• Work to be completed:
Return the count of lines that mention "фаза", with no other words.
* start Working data *
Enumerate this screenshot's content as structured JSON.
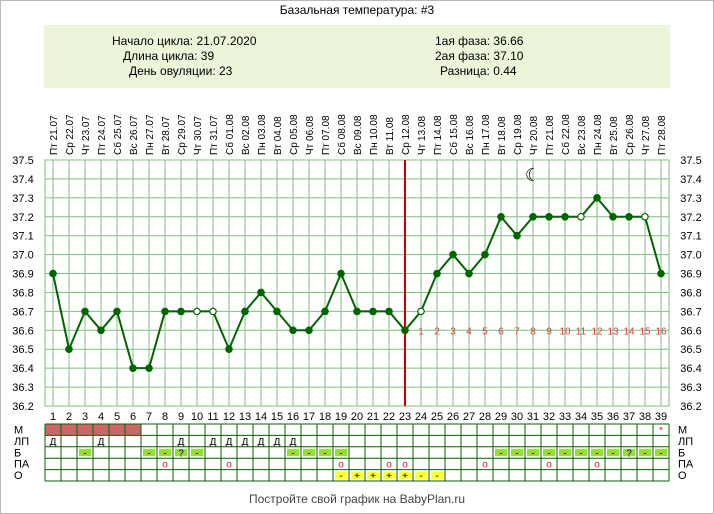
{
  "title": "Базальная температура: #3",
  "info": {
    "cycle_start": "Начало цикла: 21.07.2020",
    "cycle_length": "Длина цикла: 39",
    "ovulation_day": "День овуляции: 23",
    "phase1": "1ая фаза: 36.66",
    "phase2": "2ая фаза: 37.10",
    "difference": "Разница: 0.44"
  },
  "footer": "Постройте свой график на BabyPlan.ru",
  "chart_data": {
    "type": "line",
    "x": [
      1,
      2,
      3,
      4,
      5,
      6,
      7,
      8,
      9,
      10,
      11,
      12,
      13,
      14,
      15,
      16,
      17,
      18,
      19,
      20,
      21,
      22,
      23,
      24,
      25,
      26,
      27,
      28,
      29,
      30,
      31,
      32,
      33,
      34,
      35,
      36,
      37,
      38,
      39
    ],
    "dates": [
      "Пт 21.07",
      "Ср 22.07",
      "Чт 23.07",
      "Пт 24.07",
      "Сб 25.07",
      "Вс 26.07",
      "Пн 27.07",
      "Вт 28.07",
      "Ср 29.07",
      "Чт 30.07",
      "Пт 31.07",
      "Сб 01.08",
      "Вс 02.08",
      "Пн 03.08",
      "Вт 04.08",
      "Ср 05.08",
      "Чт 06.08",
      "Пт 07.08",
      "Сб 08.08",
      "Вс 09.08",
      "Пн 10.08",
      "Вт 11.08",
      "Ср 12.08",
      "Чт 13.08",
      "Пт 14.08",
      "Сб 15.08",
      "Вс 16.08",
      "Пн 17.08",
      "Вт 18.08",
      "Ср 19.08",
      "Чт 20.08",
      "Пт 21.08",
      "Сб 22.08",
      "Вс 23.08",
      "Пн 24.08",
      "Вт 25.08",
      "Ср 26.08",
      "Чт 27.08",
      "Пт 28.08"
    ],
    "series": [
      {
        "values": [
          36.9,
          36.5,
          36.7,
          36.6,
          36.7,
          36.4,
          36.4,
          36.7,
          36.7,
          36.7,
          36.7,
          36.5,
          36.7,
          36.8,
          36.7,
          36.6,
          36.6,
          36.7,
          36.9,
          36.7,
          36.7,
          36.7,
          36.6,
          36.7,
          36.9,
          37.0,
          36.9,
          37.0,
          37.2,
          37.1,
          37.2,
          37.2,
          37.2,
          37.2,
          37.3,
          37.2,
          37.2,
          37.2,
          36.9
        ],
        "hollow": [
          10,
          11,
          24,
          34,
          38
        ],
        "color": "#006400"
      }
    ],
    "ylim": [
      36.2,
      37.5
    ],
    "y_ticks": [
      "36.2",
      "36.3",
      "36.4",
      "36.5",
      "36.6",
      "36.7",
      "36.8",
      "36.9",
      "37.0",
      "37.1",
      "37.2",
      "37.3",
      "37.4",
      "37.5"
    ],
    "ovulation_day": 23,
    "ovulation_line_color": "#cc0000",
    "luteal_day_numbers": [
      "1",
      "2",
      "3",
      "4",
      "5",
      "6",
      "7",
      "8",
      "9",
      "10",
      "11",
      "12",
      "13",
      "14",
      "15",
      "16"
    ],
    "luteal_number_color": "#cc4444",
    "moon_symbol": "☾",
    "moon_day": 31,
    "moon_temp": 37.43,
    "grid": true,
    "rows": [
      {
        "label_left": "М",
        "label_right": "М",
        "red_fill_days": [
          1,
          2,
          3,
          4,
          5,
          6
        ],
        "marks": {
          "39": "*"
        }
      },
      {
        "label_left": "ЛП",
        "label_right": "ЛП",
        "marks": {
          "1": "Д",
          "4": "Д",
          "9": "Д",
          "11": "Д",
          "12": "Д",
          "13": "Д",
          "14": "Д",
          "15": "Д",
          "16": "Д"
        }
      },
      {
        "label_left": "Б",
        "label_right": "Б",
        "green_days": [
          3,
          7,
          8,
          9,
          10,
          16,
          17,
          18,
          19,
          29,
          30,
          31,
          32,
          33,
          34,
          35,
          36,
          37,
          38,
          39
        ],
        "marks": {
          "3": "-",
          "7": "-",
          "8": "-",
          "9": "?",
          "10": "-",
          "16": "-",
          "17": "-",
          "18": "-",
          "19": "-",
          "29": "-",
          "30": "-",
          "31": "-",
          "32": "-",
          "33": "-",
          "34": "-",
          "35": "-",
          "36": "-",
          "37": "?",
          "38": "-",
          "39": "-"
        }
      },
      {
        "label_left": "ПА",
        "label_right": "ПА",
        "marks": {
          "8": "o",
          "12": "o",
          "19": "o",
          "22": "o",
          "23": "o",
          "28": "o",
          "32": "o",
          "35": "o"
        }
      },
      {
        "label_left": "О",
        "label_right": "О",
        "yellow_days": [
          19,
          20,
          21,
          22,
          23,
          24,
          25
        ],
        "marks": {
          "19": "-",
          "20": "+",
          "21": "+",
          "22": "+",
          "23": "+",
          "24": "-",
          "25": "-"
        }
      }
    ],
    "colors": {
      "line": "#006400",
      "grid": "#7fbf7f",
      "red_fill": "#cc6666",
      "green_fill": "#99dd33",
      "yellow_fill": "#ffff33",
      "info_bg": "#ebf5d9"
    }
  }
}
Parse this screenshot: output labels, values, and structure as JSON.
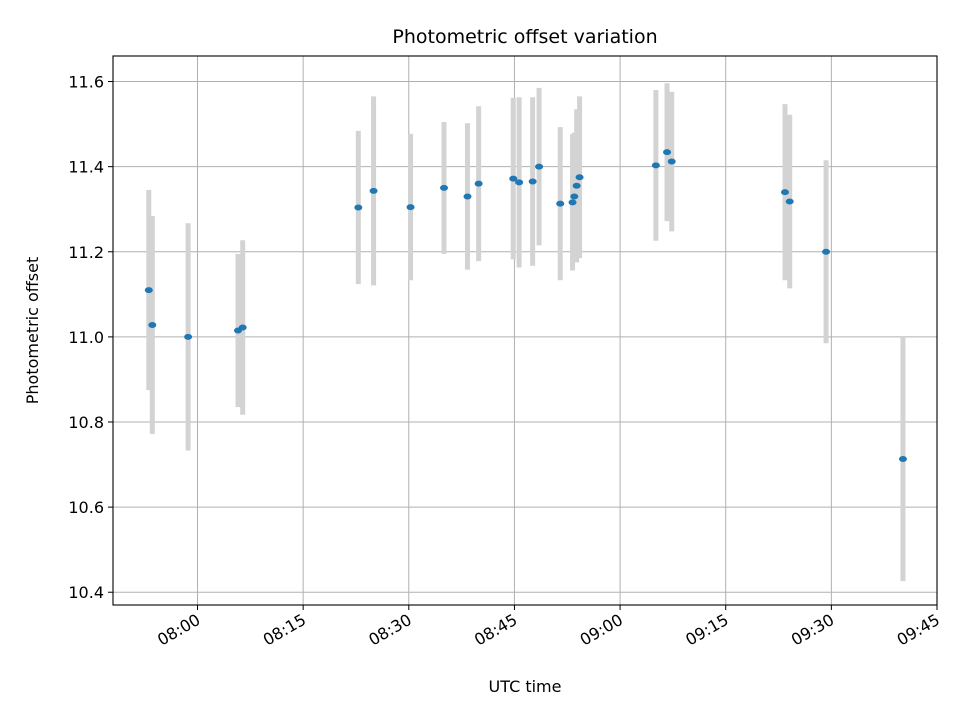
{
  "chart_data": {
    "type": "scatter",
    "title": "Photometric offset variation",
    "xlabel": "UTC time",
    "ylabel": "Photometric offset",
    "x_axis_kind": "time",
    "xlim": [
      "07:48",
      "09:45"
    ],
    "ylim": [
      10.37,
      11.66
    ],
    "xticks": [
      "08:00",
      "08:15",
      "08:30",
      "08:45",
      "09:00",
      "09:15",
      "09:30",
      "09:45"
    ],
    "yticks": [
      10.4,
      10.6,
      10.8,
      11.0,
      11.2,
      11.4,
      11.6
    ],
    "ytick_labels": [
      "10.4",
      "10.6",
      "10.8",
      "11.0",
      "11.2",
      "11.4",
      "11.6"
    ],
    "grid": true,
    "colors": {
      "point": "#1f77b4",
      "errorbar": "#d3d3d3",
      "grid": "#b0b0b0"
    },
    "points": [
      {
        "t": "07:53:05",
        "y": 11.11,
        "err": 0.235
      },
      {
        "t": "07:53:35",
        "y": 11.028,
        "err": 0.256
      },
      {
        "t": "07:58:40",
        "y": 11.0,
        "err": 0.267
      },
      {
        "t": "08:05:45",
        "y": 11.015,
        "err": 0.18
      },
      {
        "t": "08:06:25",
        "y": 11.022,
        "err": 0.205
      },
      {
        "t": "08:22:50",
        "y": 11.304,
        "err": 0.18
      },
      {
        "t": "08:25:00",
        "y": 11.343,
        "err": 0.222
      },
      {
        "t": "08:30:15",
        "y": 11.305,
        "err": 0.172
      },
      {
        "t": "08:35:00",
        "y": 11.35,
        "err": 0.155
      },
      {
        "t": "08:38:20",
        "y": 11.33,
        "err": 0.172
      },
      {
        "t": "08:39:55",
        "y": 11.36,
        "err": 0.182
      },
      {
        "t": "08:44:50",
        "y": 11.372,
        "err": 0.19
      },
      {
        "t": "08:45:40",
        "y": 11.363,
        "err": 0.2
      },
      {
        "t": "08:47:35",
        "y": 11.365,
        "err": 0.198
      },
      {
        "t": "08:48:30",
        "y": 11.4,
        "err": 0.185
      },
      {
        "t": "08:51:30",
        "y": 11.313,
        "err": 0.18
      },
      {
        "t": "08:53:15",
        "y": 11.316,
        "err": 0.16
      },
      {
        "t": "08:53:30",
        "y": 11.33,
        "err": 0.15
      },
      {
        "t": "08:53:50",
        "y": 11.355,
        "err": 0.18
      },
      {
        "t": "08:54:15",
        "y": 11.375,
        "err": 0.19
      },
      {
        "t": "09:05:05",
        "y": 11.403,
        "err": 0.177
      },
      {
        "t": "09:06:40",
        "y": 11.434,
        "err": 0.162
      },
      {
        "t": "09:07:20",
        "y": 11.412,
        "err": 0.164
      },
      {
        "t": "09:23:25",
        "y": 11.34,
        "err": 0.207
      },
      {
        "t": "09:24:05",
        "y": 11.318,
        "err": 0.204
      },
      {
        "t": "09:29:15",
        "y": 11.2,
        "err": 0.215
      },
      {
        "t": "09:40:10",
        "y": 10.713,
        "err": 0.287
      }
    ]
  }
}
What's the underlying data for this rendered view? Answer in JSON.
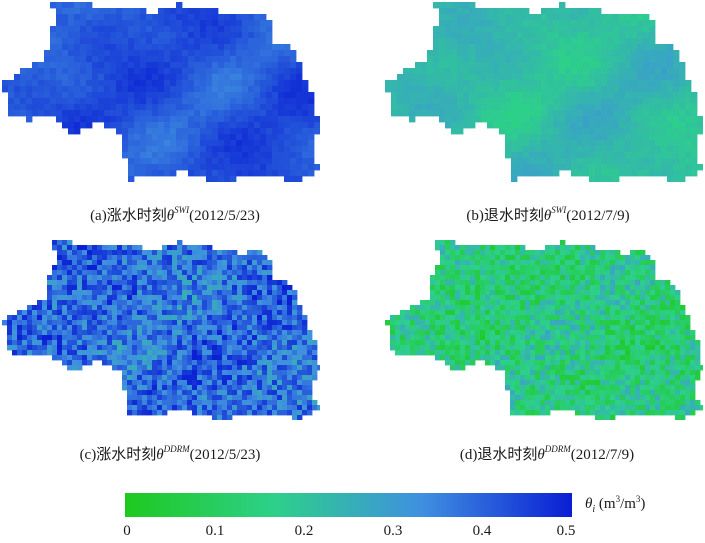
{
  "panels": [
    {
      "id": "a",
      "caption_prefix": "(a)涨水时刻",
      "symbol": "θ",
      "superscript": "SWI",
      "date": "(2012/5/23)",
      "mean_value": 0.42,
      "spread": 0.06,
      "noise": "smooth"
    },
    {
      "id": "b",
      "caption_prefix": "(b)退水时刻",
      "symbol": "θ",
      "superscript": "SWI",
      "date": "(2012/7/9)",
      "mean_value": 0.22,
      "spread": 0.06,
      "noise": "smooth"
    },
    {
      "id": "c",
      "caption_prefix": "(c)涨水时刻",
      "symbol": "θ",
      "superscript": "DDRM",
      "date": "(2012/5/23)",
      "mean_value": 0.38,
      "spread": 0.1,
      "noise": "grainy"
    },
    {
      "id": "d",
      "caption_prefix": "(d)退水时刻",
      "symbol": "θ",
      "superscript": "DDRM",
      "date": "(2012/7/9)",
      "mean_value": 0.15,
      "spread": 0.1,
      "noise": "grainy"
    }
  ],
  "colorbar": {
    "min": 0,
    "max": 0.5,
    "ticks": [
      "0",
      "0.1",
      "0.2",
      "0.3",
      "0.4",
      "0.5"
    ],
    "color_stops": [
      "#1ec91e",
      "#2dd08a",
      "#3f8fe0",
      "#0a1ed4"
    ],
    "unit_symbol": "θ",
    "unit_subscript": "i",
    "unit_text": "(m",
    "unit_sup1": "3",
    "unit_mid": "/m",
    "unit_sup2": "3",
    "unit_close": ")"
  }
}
* end Working data *
• Response to this exercise:
2